- _TASK DIRECTIONS_:
Extract the whole listing as it stands. Do not include the pictures.

- _RECORDS SHOWN_:

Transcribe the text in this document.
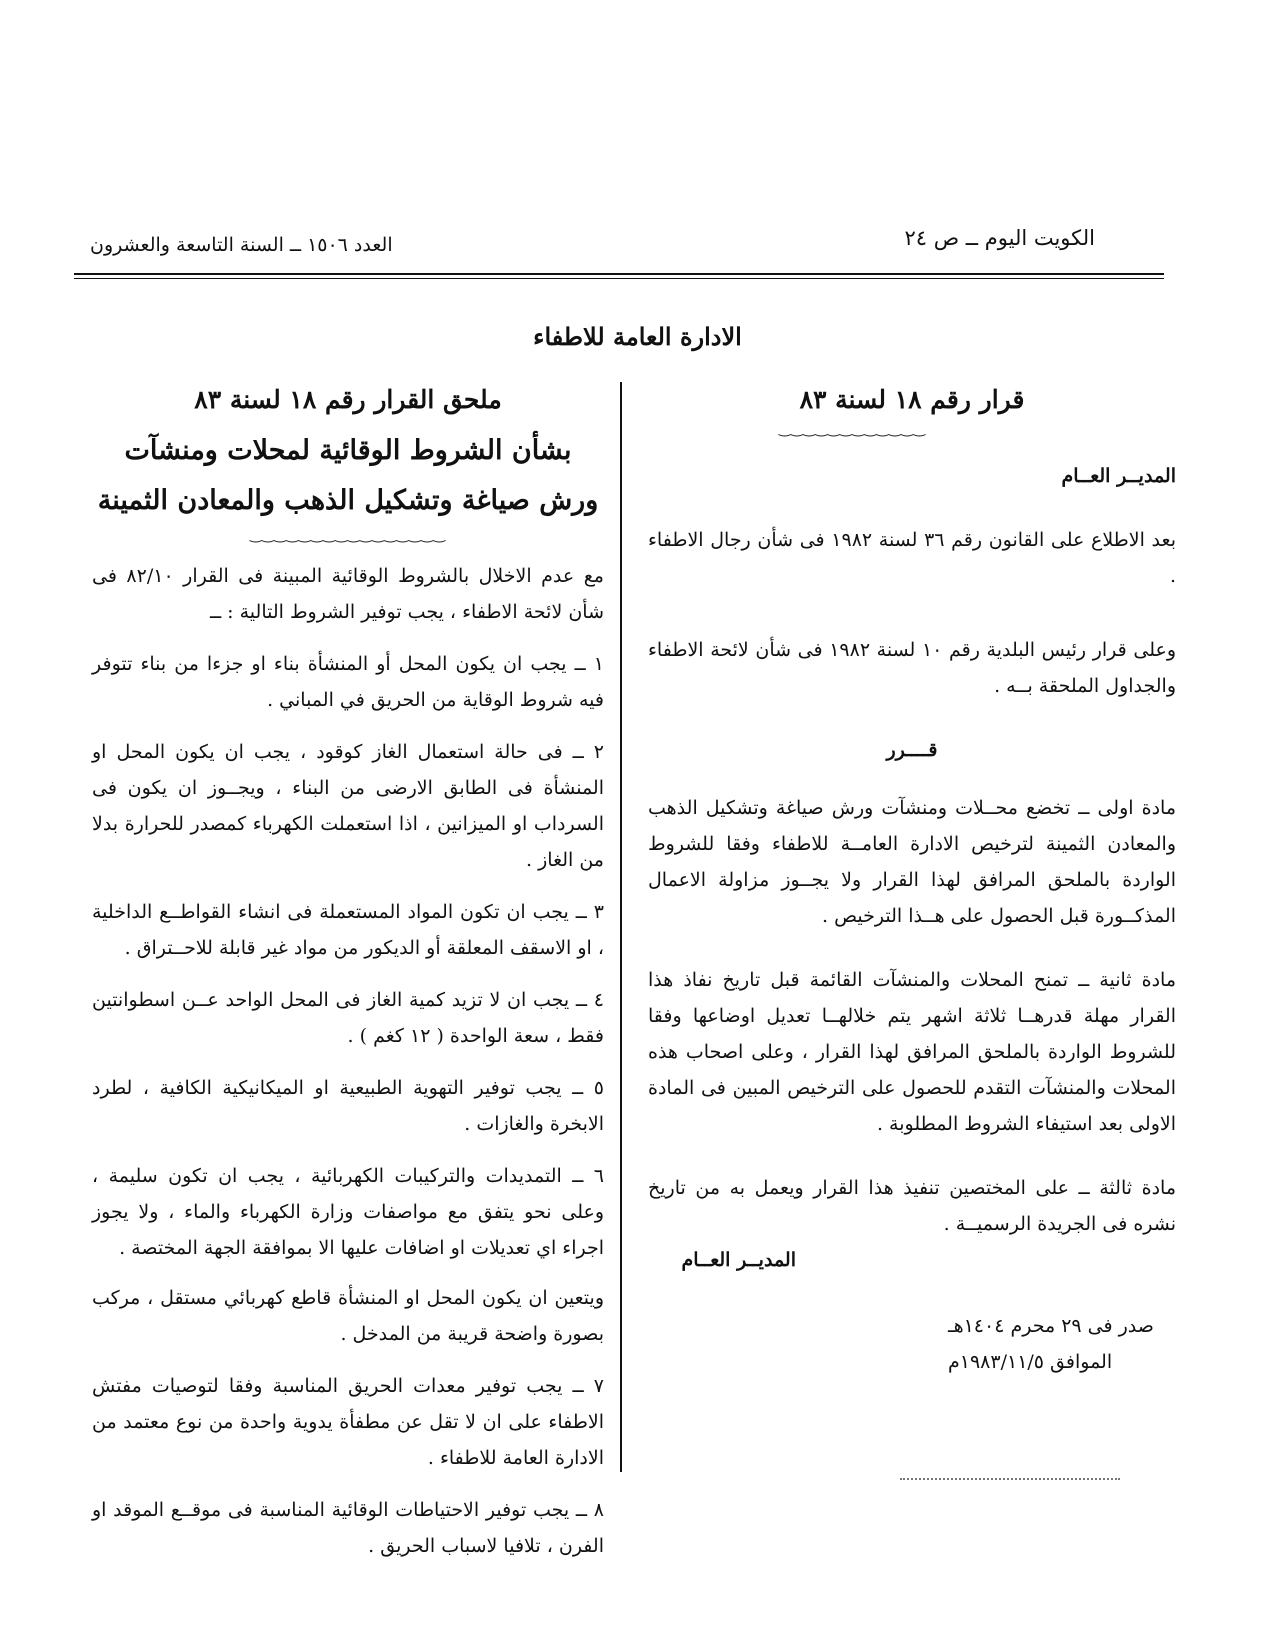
الكويت اليوم ــ ص ٢٤
العدد ١٥٠٦ ــ السنة التاسعة والعشرون
الادارة العامة للاطفاء
قرار رقم ١٨ لسنة ٨٣
‿‿‿‿‿‿‿‿‿‿‿‿

المديــر العــام

بعد الاطلاع على القانون رقم ٣٦ لسنة ١٩٨٢ فى شأن رجال الاطفاء .

وعلى قرار رئيس البلدية رقم ١٠ لسنة ١٩٨٢ فى شأن لائحة الاطفاء والجداول الملحقة بــه .

قــــرر

مادة اولى ــ تخضع محــلات ومنشآت ورش صياغة وتشكيل الذهب والمعادن الثمينة لترخيص الادارة العامــة للاطفاء وفقا للشروط الواردة بالملحق المرافق لهذا القرار ولا يجــوز مزاولة الاعمال المذكــورة قبل الحصول على هــذا الترخيص .

مادة ثانية ــ تمنح المحلات والمنشآت القائمة قبل تاريخ نفاذ هذا القرار مهلة قدرهــا ثلاثة اشهر يتم خلالهــا تعديل اوضاعها وفقا للشروط الواردة بالملحق المرافق لهذا القرار ، وعلى اصحاب هذه المحلات والمنشآت التقدم للحصول على الترخيص المبين فى المادة الاولى بعد استيفاء الشروط المطلوبة .

مادة ثالثة ــ على المختصين تنفيذ هذا القرار ويعمل به من تاريخ نشره فى الجريدة الرسميــة .

المديــر العــام

صدر فى ٢٩ محرم ١٤٠٤هـ

الموافق ١٩٨٣/١١/٥م

ملحق القرار رقم ١٨ لسنة ٨٣
بشأن الشروط الوقائية لمحلات ومنشآت ورش صياغة وتشكيل الذهب والمعادن الثمينة
‿‿‿‿‿‿‿‿‿‿‿‿‿‿‿‿

مع عدم الاخلال بالشروط الوقائية المبينة فى القرار ٨٢/١٠ فى شأن لائحة الاطفاء ، يجب توفير الشروط التالية : ــ

١ ــ يجب ان يكون المحل أو المنشأة بناء او جزءا من بناء تتوفر فيه شروط الوقاية من الحريق في المباني .

٢ ــ فى حالة استعمال الغاز كوقود ، يجب ان يكون المحل او المنشأة فى الطابق الارضى من البناء ، ويجــوز ان يكون فى السرداب او الميزانين ، اذا استعملت الكهرباء كمصدر للحرارة بدلا من الغاز .

٣ ــ يجب ان تكون المواد المستعملة فى انشاء القواطــع الداخلية ، او الاسقف المعلقة أو الديكور من مواد غير قابلة للاحــتراق .

٤ ــ يجب ان لا تزيد كمية الغاز فى المحل الواحد عــن اسطوانتين فقط ، سعة الواحدة ( ١٢ كغم ) .

٥ ــ يجب توفير التهوية الطبيعية او الميكانيكية الكافية ، لطرد الابخرة والغازات .

٦ ــ التمديدات والتركيبات الكهربائية ، يجب ان تكون سليمة ، وعلى نحو يتفق مع مواصفات وزارة الكهرباء والماء ، ولا يجوز اجراء اي تعديلات او اضافات عليها الا بموافقة الجهة المختصة .

ويتعين ان يكون المحل او المنشأة قاطع كهربائي مستقل ، مركب بصورة واضحة قريبة من المدخل .

٧ ــ يجب توفير معدات الحريق المناسبة وفقا لتوصيات مفتش الاطفاء على ان لا تقل عن مطفأة يدوية واحدة من نوع معتمد من الادارة العامة للاطفاء .

٨ ــ يجب توفير الاحتياطات الوقائية المناسبة فى موقــع الموقد او الفرن ، تلافيا لاسباب الحريق .
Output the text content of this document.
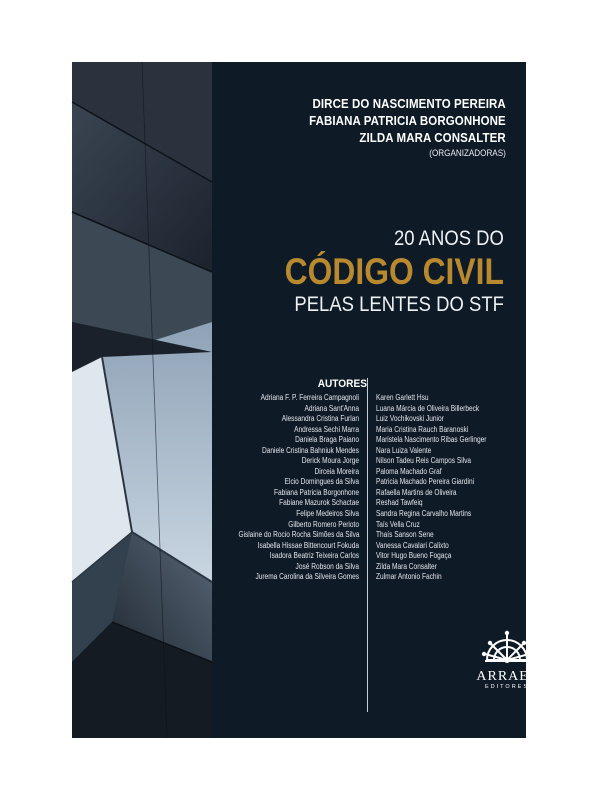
DIRCE DO NASCIMENTO PEREIRA
FABIANA PATRICIA BORGONHONE
ZILDA MARA CONSALTER
(ORGANIZADORAS)
20 ANOS DO
CÓDIGO CIVIL
PELAS LENTES DO STF
AUTORES
Adriana F. P. Ferreira Campagnoli
Adriana Sant'Anna
Alessandra Cristina Furlan
Andressa Sechi Marra
Daniela Braga Paiano
Daniele Cristina Bahniuk Mendes
Derick Moura Jorge
Dirceia Moreira
Elcio Domingues da Silva
Fabiana Patricia Borgonhone
Fabiane Mazurok Schactae
Felipe Medeiros Silva
Gilberto Romero Perioto
Gislaine do Rocio Rocha Simões da Silva
Isabella Hissae Bittencourt Fokuda
Isadora Beatriz Teixeira Carlos
José Robson da Silva
Jurema Carolina da Silveira Gomes
Karen Garlett Hsu
Luana Márcia de Oliveira Billerbeck
Luiz Vochikovski Junior
Maria Cristina Rauch Baranoski
Maristela Nascimento Ribas Gerlinger
Nara Luiza Valente
Nilson Tadeu Reis Campos Silva
Paloma Machado Graf
Patricia Machado Pereira Giardini
Rafaella Martins de Oliveira
Reshad Tawfeiq
Sandra Regina Carvalho Martins
Taís Vella Cruz
Thaís Sanson Sene
Vanessa Cavalari Calixto
Vitor Hugo Bueno Fogaça
Zilda Mara Consalter
Zulmar Antonio Fachin
ARRAES
EDITORES
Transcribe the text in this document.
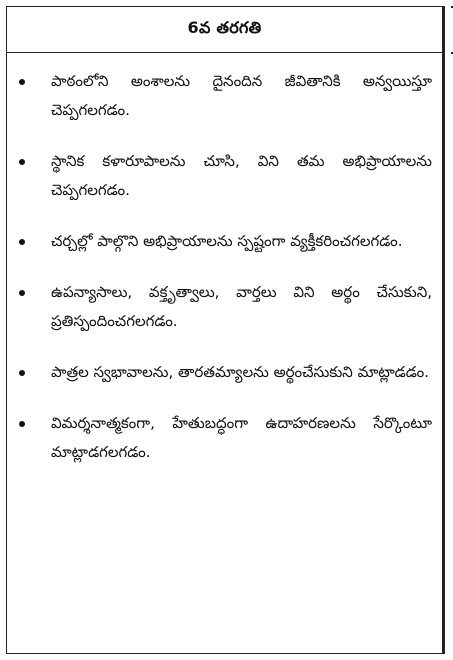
6వ తరగతి
పాఠంలోని అంశాలను దైనందిన జీవితానికి అన్వయిస్తూ చెప్పగలగడం.
స్థానిక కళారూపాలను చూసి, విని తమ అభిప్రాయాలను చెప్పగలగడం.
చర్చల్లో పాల్గొని అభిప్రాయాలను స్పష్టంగా వ్యక్తీకరించగలగడం.
ఉపన్యాసాలు, వక్తృత్వాలు, వార్తలు విని అర్థం చేసుకుని, ప్రతిస్పందించగలగడం.
పాత్రల స్వభావాలను, తారతమ్యాలను అర్థంచేసుకుని మాట్లాడడం.
విమర్శనాత్మకంగా, హేతుబద్ధంగా ఉదాహరణలను సేర్కొంటూ మాట్లాడగలగడం.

- _REPLY TO THE EXERCISE_:
Transcribe the text in this document.
الكويت اليوم ــ ص ٢٤
العدد ١٥٠٦ ــ السنة التاسعة والعشرون
الادارة العامة للاطفاء
قرار رقم ١٨ لسنة ٨٣
‿‿‿‿‿‿‿‿‿‿‿‿

المديــر العــام

بعد الاطلاع على القانون رقم ٣٦ لسنة ١٩٨٢ فى شأن رجال الاطفاء .

وعلى قرار رئيس البلدية رقم ١٠ لسنة ١٩٨٢ فى شأن لائحة الاطفاء والجداول الملحقة بــه .

قــــرر

مادة اولى ــ تخضع محــلات ومنشآت ورش صياغة وتشكيل الذهب والمعادن الثمينة لترخيص الادارة العامــة للاطفاء وفقا للشروط الواردة بالملحق المرافق لهذا القرار ولا يجــوز مزاولة الاعمال المذكــورة قبل الحصول على هــذا الترخيص .

مادة ثانية ــ تمنح المحلات والمنشآت القائمة قبل تاريخ نفاذ هذا القرار مهلة قدرهــا ثلاثة اشهر يتم خلالهــا تعديل اوضاعها وفقا للشروط الواردة بالملحق المرافق لهذا القرار ، وعلى اصحاب هذه المحلات والمنشآت التقدم للحصول على الترخيص المبين فى المادة الاولى بعد استيفاء الشروط المطلوبة .

مادة ثالثة ــ على المختصين تنفيذ هذا القرار ويعمل به من تاريخ نشره فى الجريدة الرسميــة .

المديــر العــام

صدر فى ٢٩ محرم ١٤٠٤هـ

الموافق ١٩٨٣/١١/٥م

ملحق القرار رقم ١٨ لسنة ٨٣
بشأن الشروط الوقائية لمحلات ومنشآت ورش صياغة وتشكيل الذهب والمعادن الثمينة
‿‿‿‿‿‿‿‿‿‿‿‿‿‿‿‿

مع عدم الاخلال بالشروط الوقائية المبينة فى القرار ٨٢/١٠ فى شأن لائحة الاطفاء ، يجب توفير الشروط التالية : ــ

١ ــ يجب ان يكون المحل أو المنشأة بناء او جزءا من بناء تتوفر فيه شروط الوقاية من الحريق في المباني .

٢ ــ فى حالة استعمال الغاز كوقود ، يجب ان يكون المحل او المنشأة فى الطابق الارضى من البناء ، ويجــوز ان يكون فى السرداب او الميزانين ، اذا استعملت الكهرباء كمصدر للحرارة بدلا من الغاز .

٣ ــ يجب ان تكون المواد المستعملة فى انشاء القواطــع الداخلية ، او الاسقف المعلقة أو الديكور من مواد غير قابلة للاحــتراق .

٤ ــ يجب ان لا تزيد كمية الغاز فى المحل الواحد عــن اسطوانتين فقط ، سعة الواحدة ( ١٢ كغم ) .

٥ ــ يجب توفير التهوية الطبيعية او الميكانيكية الكافية ، لطرد الابخرة والغازات .

٦ ــ التمديدات والتركيبات الكهربائية ، يجب ان تكون سليمة ، وعلى نحو يتفق مع مواصفات وزارة الكهرباء والماء ، ولا يجوز اجراء اي تعديلات او اضافات عليها الا بموافقة الجهة المختصة .

ويتعين ان يكون المحل او المنشأة قاطع كهربائي مستقل ، مركب بصورة واضحة قريبة من المدخل .

٧ ــ يجب توفير معدات الحريق المناسبة وفقا لتوصيات مفتش الاطفاء على ان لا تقل عن مطفأة يدوية واحدة من نوع معتمد من الادارة العامة للاطفاء .

٨ ــ يجب توفير الاحتياطات الوقائية المناسبة فى موقــع الموقد او الفرن ، تلافيا لاسباب الحريق .
Output the text content of this document.
DIRCE DO NASCIMENTO PEREIRA
FABIANA PATRICIA BORGONHONE
ZILDA MARA CONSALTER
(ORGANIZADORAS)
20 ANOS DO
CÓDIGO CIVIL
PELAS LENTES DO STF
AUTORES
Adriana F. P. Ferreira Campagnoli
Adriana Sant'Anna
Alessandra Cristina Furlan
Andressa Sechi Marra
Daniela Braga Paiano
Daniele Cristina Bahniuk Mendes
Derick Moura Jorge
Dirceia Moreira
Elcio Domingues da Silva
Fabiana Patricia Borgonhone
Fabiane Mazurok Schactae
Felipe Medeiros Silva
Gilberto Romero Perioto
Gislaine do Rocio Rocha Simões da Silva
Isabella Hissae Bittencourt Fokuda
Isadora Beatriz Teixeira Carlos
José Robson da Silva
Jurema Carolina da Silveira Gomes
Karen Garlett Hsu
Luana Márcia de Oliveira Billerbeck
Luiz Vochikovski Junior
Maria Cristina Rauch Baranoski
Maristela Nascimento Ribas Gerlinger
Nara Luiza Valente
Nilson Tadeu Reis Campos Silva
Paloma Machado Graf
Patricia Machado Pereira Giardini
Rafaella Martins de Oliveira
Reshad Tawfeiq
Sandra Regina Carvalho Martins
Taís Vella Cruz
Thaís Sanson Sene
Vanessa Cavalari Calixto
Vitor Hugo Bueno Fogaça
Zilda Mara Consalter
Zulmar Antonio Fachin
ARRAES
EDITORES
Transcribe the text in this document.
6వ తరగతి
పాఠంలోని అంశాలను దైనందిన జీవితానికి అన్వయిస్తూ చెప్పగలగడం.
స్థానిక కళారూపాలను చూసి, విని తమ అభిప్రాయాలను చెప్పగలగడం.
చర్చల్లో పాల్గొని అభిప్రాయాలను స్పష్టంగా వ్యక్తీకరించగలగడం.
ఉపన్యాసాలు, వక్తృత్వాలు, వార్తలు విని అర్థం చేసుకుని, ప్రతిస్పందించగలగడం.
పాత్రల స్వభావాలను, తారతమ్యాలను అర్థంచేసుకుని మాట్లాడడం.
విమర్శనాత్మకంగా, హేతుబద్ధంగా ఉదాహరణలను సేర్కొంటూ మాట్లాడగలగడం.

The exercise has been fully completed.